(Instructions to follow)
Search the data for the word "structured". Reproduce every line where it is found.

(Source material)
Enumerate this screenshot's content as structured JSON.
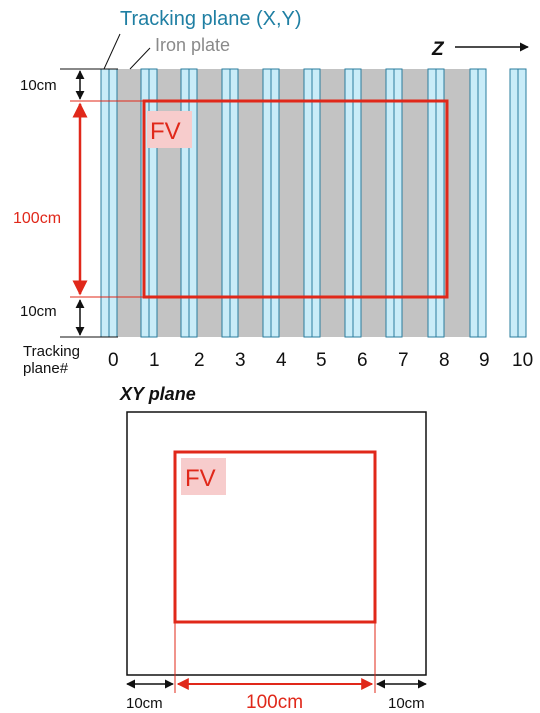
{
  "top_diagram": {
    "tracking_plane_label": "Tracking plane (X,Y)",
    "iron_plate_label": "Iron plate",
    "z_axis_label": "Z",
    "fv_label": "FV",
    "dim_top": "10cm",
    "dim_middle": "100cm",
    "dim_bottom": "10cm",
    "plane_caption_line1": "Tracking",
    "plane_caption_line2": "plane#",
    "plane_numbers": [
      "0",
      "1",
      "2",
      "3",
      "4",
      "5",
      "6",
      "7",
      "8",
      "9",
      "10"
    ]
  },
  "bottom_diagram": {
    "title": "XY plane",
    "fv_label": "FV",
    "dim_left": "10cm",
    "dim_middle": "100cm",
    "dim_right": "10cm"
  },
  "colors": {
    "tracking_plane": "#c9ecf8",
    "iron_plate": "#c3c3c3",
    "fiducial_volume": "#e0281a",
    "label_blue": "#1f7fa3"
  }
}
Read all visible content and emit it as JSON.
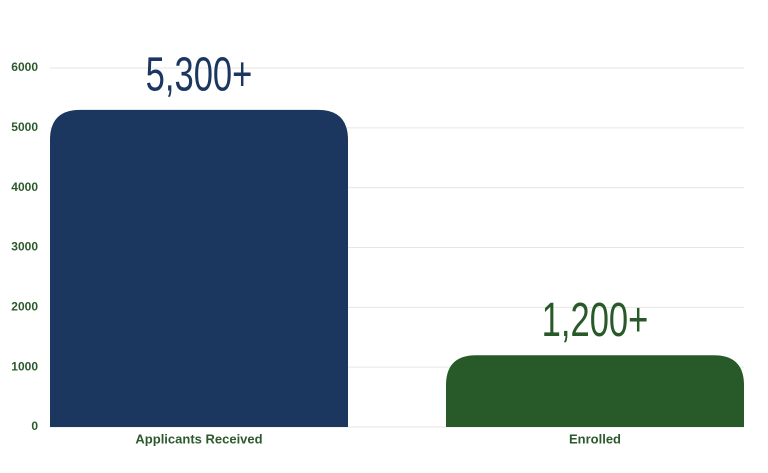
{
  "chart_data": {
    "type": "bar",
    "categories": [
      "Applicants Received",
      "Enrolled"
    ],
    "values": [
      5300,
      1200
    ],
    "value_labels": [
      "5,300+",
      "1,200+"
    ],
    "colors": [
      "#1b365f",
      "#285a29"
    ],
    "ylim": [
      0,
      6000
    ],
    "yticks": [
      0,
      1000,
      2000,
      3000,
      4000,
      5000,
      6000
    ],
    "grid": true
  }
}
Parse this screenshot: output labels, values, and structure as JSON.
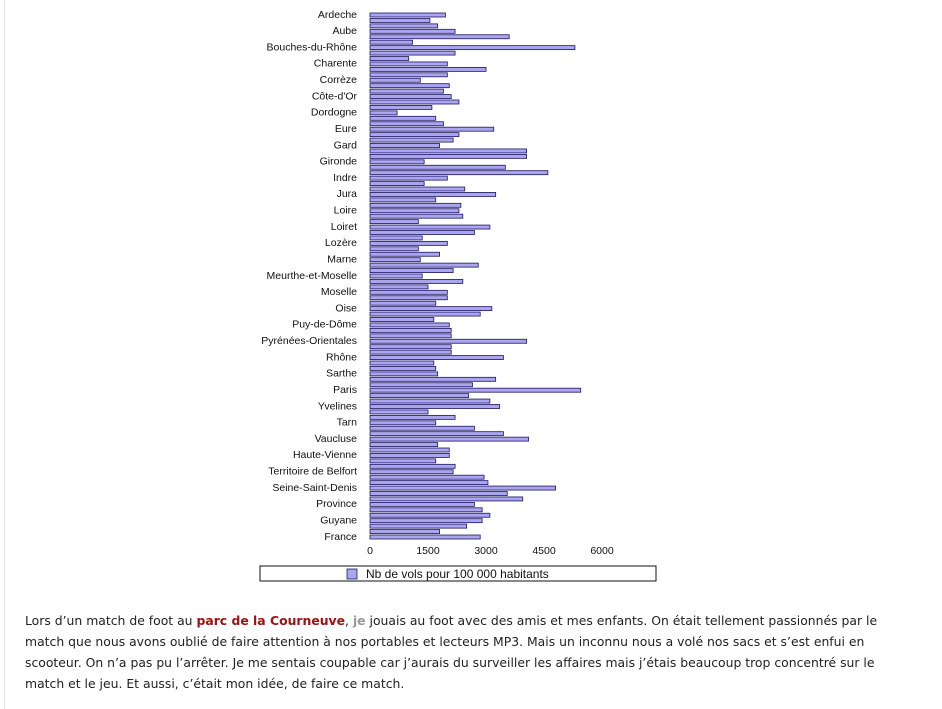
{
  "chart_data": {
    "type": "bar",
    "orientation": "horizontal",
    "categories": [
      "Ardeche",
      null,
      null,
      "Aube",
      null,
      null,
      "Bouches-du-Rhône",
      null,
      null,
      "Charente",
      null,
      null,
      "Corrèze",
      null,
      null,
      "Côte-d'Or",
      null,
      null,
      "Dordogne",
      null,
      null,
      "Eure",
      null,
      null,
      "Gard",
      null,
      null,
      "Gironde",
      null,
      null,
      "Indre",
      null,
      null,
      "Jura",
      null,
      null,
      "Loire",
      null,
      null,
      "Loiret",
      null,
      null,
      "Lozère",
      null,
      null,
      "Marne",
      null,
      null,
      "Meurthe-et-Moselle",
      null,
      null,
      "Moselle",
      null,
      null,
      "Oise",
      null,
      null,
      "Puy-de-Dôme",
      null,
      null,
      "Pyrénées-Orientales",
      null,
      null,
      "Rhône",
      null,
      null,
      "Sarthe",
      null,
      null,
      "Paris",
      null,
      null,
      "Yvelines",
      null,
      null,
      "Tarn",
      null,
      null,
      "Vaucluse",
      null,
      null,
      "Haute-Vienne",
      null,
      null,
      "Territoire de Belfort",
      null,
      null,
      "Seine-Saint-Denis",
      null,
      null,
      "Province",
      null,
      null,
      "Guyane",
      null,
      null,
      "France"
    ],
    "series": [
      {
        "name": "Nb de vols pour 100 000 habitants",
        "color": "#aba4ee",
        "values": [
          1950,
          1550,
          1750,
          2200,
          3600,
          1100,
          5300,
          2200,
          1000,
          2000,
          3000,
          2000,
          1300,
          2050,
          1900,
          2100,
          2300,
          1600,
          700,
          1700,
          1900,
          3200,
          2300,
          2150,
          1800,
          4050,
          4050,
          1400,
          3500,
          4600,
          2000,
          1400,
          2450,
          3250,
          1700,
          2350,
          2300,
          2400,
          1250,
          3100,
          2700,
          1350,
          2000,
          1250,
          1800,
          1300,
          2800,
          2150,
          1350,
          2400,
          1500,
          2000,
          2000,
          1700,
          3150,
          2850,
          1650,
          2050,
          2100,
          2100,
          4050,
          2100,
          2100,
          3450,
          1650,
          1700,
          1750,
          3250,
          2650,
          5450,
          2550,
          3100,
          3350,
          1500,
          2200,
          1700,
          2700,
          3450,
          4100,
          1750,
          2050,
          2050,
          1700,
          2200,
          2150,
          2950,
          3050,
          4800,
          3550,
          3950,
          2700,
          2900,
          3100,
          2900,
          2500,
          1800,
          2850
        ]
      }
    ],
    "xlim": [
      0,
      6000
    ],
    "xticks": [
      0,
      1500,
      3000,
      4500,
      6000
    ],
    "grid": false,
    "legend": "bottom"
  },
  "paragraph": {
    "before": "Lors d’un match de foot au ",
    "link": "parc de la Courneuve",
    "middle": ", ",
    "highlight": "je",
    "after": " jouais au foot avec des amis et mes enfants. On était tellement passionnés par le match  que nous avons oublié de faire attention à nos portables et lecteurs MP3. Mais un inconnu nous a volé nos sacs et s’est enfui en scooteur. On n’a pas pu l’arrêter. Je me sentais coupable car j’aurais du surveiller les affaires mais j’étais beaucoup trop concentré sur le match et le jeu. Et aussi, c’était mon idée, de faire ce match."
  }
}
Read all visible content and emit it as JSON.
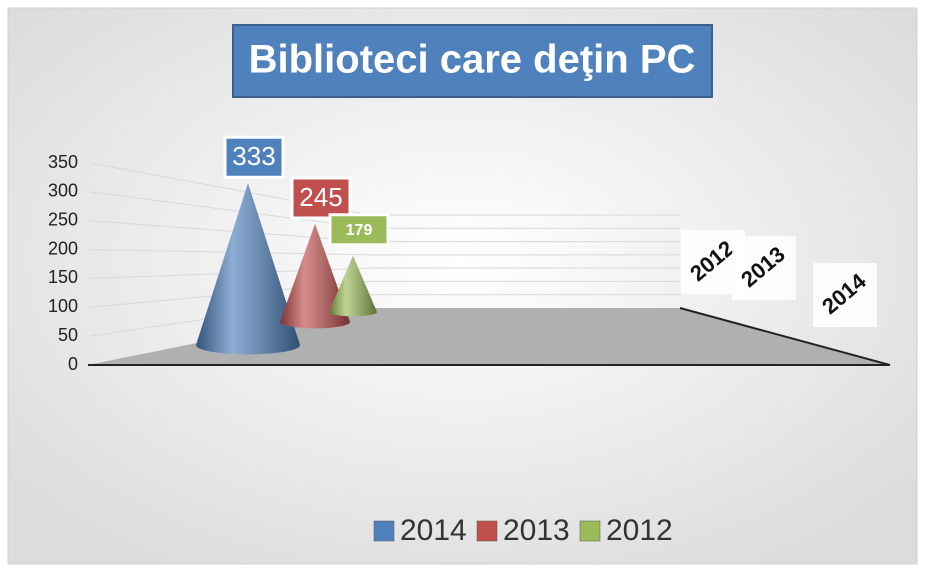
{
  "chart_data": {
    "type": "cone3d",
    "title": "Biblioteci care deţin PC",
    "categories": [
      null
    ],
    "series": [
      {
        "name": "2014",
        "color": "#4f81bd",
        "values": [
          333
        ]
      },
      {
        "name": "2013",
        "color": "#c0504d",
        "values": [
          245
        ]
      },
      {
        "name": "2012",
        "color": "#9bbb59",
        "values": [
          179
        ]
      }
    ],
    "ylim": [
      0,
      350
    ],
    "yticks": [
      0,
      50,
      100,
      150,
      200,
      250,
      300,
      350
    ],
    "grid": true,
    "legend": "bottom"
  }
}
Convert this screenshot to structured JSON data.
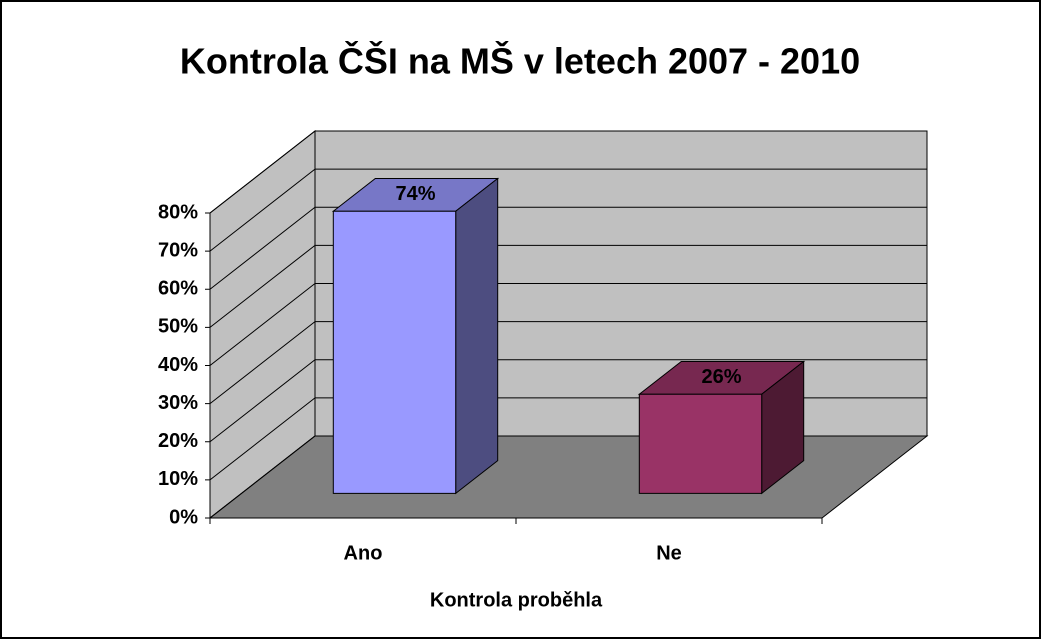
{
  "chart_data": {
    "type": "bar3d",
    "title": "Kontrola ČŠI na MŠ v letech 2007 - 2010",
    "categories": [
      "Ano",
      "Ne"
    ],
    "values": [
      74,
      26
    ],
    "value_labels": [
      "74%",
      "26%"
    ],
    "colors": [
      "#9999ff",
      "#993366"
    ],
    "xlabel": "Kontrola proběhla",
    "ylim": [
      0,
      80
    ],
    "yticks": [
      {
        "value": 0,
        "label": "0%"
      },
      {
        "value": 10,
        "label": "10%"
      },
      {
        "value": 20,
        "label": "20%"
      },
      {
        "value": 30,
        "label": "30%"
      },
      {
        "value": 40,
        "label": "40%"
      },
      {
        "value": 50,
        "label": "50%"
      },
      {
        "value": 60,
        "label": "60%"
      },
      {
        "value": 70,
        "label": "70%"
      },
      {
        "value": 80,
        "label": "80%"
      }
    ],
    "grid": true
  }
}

(Written response)
Enumerate this screenshot's content as structured JSON.
Convert this screenshot to structured JSON data.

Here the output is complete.